Goal: Gather each line of the entries below that includes "sera".

Supplied data:
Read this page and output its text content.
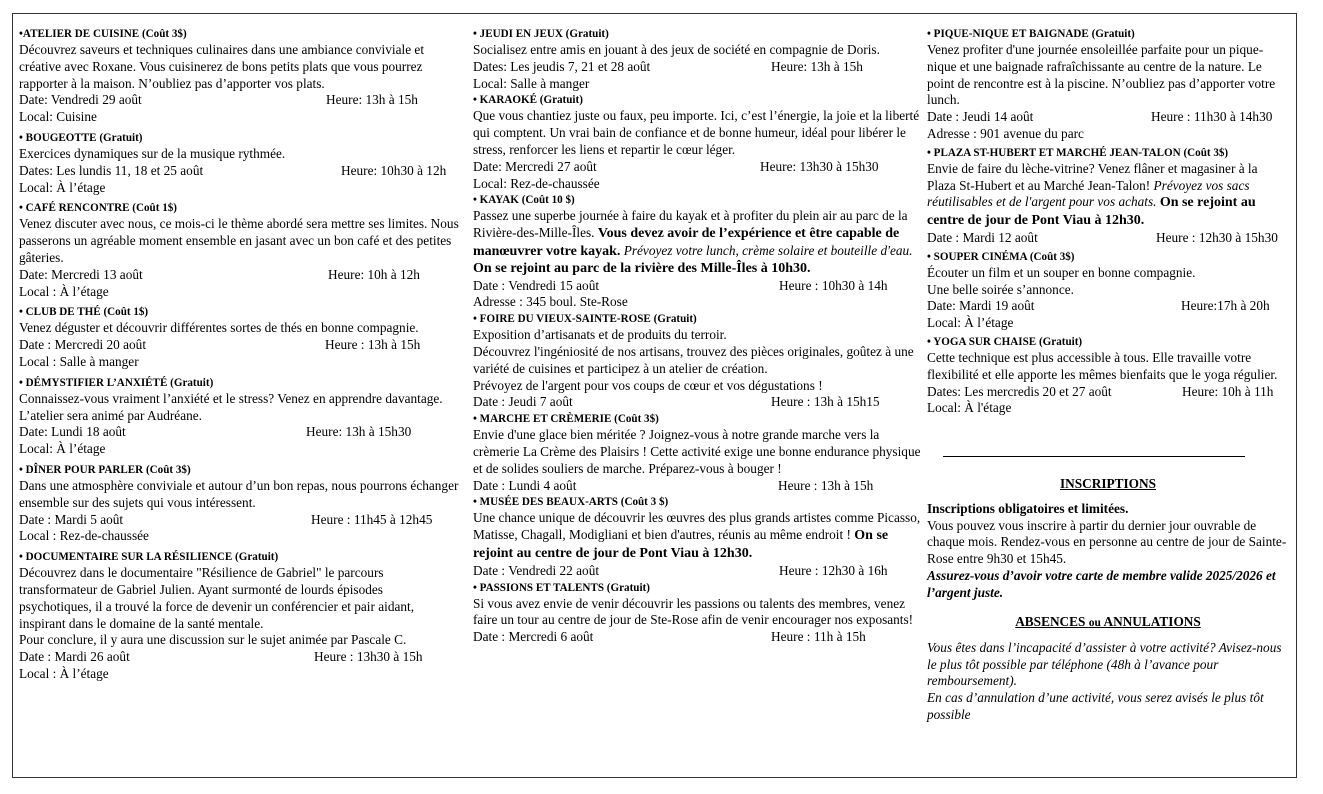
•ATELIER DE CUISINE (Coût 3$)
Découvrez saveurs et techniques culinaires dans une ambiance conviviale et créative avec Roxane. Vous cuisinerez de bons petits plats que vous pourrez rapporter à la maison. N’oubliez pas d’apporter vos plats.
Date: Vendredi 29 août	Heure: 13h à 15h
Local: Cuisine
• BOUGEOTTE (Gratuit)
Exercices dynamiques sur de la musique rythmée.
Dates: Les lundis 11, 18 et 25 août	Heure: 10h30 à 12h
Local: À l’étage
• CAFÉ RENCONTRE (Coût 1$)
Venez discuter avec nous, ce mois-ci le thème abordé sera mettre ses limites. Nous passerons un agréable moment ensemble en jasant avec un bon café et des petites gâteries.
Date: Mercredi 13 août	Heure: 10h à 12h
Local : À l’étage
• CLUB DE THÉ (Coût 1$)
Venez déguster et découvrir différentes sortes de thés en bonne compagnie.
Date : Mercredi 20 août	Heure : 13h à 15h
Local : Salle à manger
• DÉMYSTIFIER L’ANXIÉTÉ (Gratuit)
Connaissez-vous vraiment l’anxiété et le stress? Venez en apprendre davantage. L’atelier sera animé par Audréane.
Date: Lundi 18 août	Heure: 13h à 15h30
Local: À l’étage
• DÎNER POUR PARLER (Coût 3$)
Dans une atmosphère conviviale et autour d’un bon repas, nous pourrons échanger ensemble sur des sujets qui vous intéressent.
Date : Mardi 5 août	Heure : 11h45 à 12h45
Local : Rez-de-chaussée
• DOCUMENTAIRE SUR LA RÉSILIENCE (Gratuit)
Découvrez dans le documentaire "Résilience de Gabriel" le parcours transformateur de Gabriel Julien. Ayant surmonté de lourds épisodes psychotiques, il a trouvé la force de devenir un conférencier et pair aidant, inspirant dans le domaine de la santé mentale.
Pour conclure, il y aura une discussion sur le sujet animée par Pascale C.
Date : Mardi 26 août	Heure : 13h30 à 15h
Local : À l’étage
• JEUDI EN JEUX (Gratuit)
Socialisez entre amis en jouant à des jeux de société en compagnie de Doris.
Dates: Les jeudis 7, 21 et 28 août	Heure: 13h à 15h
Local: Salle à manger
• KARAOKÉ (Gratuit)
Que vous chantiez juste ou faux, peu importe. Ici, c’est l’énergie, la joie et la liberté qui comptent. Un vrai bain de confiance et de bonne humeur, idéal pour libérer le stress, renforcer les liens et repartir le cœur léger.
Date: Mercredi 27 août	Heure: 13h30 à 15h30
Local: Rez-de-chaussée
• KAYAK (Coût 10 $)
Passez une superbe journée à faire du kayak et à profiter du plein air au parc de la Rivière-des-Mille-Îles. Vous devez avoir de l’expérience et être capable de manœuvrer votre kayak. Prévoyez votre lunch, crème solaire et bouteille d'eau.
On se rejoint au parc de la rivière des Mille-Îles à 10h30.
Date : Vendredi 15 août	Heure : 10h30 à 14h
Adresse : 345 boul. Ste-Rose
• FOIRE DU VIEUX-SAINTE-ROSE (Gratuit)
Exposition d’artisanats et de produits du terroir.
Découvrez l'ingéniosité de nos artisans, trouvez des pièces originales, goûtez à une variété de cuisines et participez à un atelier de création.
Prévoyez de l'argent pour vos coups de cœur et vos dégustations !
Date : Jeudi 7 août	Heure : 13h à 15h15
• MARCHE ET CRÈMERIE (Coût 3$)
Envie d'une glace bien méritée ? Joignez-vous à notre grande marche vers la crèmerie La Crème des Plaisirs ! Cette activité exige une bonne endurance physique et de solides souliers de marche. Préparez-vous à bouger !
Date : Lundi 4 août	Heure : 13h à 15h
• MUSÉE DES BEAUX-ARTS (Coût 3 $)
Une chance unique de découvrir les œuvres des plus grands artistes comme Picasso, Matisse, Chagall, Modigliani et bien d'autres, réunis au même endroit ! On se rejoint au centre de jour de Pont Viau à 12h30.
Date : Vendredi 22 août	Heure : 12h30 à 16h
• PASSIONS ET TALENTS (Gratuit)
Si vous avez envie de venir découvrir les passions ou talents des membres, venez faire un tour au centre de jour de Ste-Rose afin de venir encourager nos exposants!
Date : Mercredi 6 août	Heure : 11h à 15h
• PIQUE-NIQUE ET BAIGNADE (Gratuit)
Venez profiter d'une journée ensoleillée parfaite pour un pique-nique et une baignade rafraîchissante au centre de la nature. Le point de rencontre est à la piscine. N’oubliez pas d’apporter votre lunch.
Date : Jeudi 14 août	Heure : 11h30 à 14h30
Adresse : 901 avenue du parc
• PLAZA ST-HUBERT ET MARCHÉ JEAN-TALON (Coût 3$)
Envie de faire du lèche-vitrine? Venez flâner et magasiner à la Plaza St-Hubert et au Marché Jean-Talon! Prévoyez vos sacs réutilisables et de l'argent pour vos achats. On se rejoint au centre de jour de Pont Viau à 12h30.
Date : Mardi 12 août	Heure : 12h30 à 15h30
• SOUPER CINÉMA (Coût 3$)
Écouter un film et un souper en bonne compagnie.
Une belle soirée s’annonce.
Date: Mardi 19 août	Heure:17h à 20h
Local: À l’étage
• YOGA SUR CHAISE (Gratuit)
Cette technique est plus accessible à tous. Elle travaille votre flexibilité et elle apporte les mêmes bienfaits que le yoga régulier.
Dates: Les mercredis 20 et 27 août	Heure: 10h à 11h
Local: À l'étage
INSCRIPTIONS
Inscriptions obligatoires et limitées.
Vous pouvez vous inscrire à partir du dernier jour ouvrable de chaque mois. Rendez-vous en personne au centre de jour de Sainte-Rose entre 9h30 et 15h45.
Assurez-vous d’avoir votre carte de membre valide 2025/2026 et l’argent juste.
ABSENCES ou ANNULATIONS
Vous êtes dans l’incapacité d’assister à votre activité? Avisez-nous le plus tôt possible par téléphone (48h à l’avance pour remboursement).
En cas d’annulation d’une activité, vous serez avisés le plus tôt possible
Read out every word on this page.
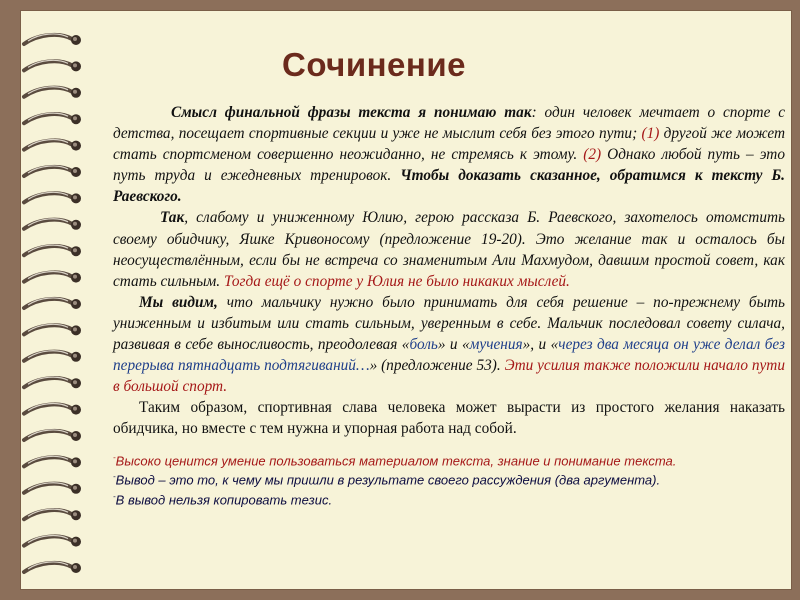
Сочинение

Смысл финальной фразы текста я понимаю так: один человек мечтает о спорте с детства, посещает спортивные секции и уже не мыслит себя без этого пути; (1) другой же может стать спортсменом совершенно неожиданно, не стремясь к этому. (2) Однако любой путь – это путь труда и ежедневных тренировок. Чтобы доказать сказанное, обратимся к тексту Б. Раевского.

Так, слабому и униженному Юлию, герою рассказа Б. Раевского, захотелось отомстить своему обидчику, Яшке Кривоносому (предложение 19-20). Это желание так и осталось бы неосуществлённым, если бы не встреча со знаменитым Али Махмудом, давшим простой совет, как стать сильным. Тогда ещё о спорте у Юлия не было никаких мыслей.

Мы видим, что мальчику нужно было принимать для себя решение – по-прежнему быть униженным и избитым или стать сильным, уверенным в себе. Мальчик последовал совету силача, развивая в себе выносливость, преодолевая «боль» и «мучения», и «через два месяца он уже делал без перерыва пятнадцать подтягиваний…» (предложение 53). Эти усилия также положили начало пути в большой спорт.

Таким образом, спортивная слава человека может вырасти из простого желания наказать обидчика, но вместе с тем нужна и упорная работа над собой.

-Высоко ценится умение пользоваться материалом текста, знание и понимание текста.

-Вывод – это то, к чему мы пришли в результате своего рассуждения (два аргумента).

-В вывод нельзя копировать тезис.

Solution to the problem:
Venez discuter avec nous, ce mois-ci le thème abordé sera mettre ses limites. Nous passerons un agréable moment ensemble en jasant avec un bon café et des petites gâteries.
Connaissez-vous vraiment l’anxiété et le stress? Venez en apprendre davantage. L’atelier sera animé par Audréane.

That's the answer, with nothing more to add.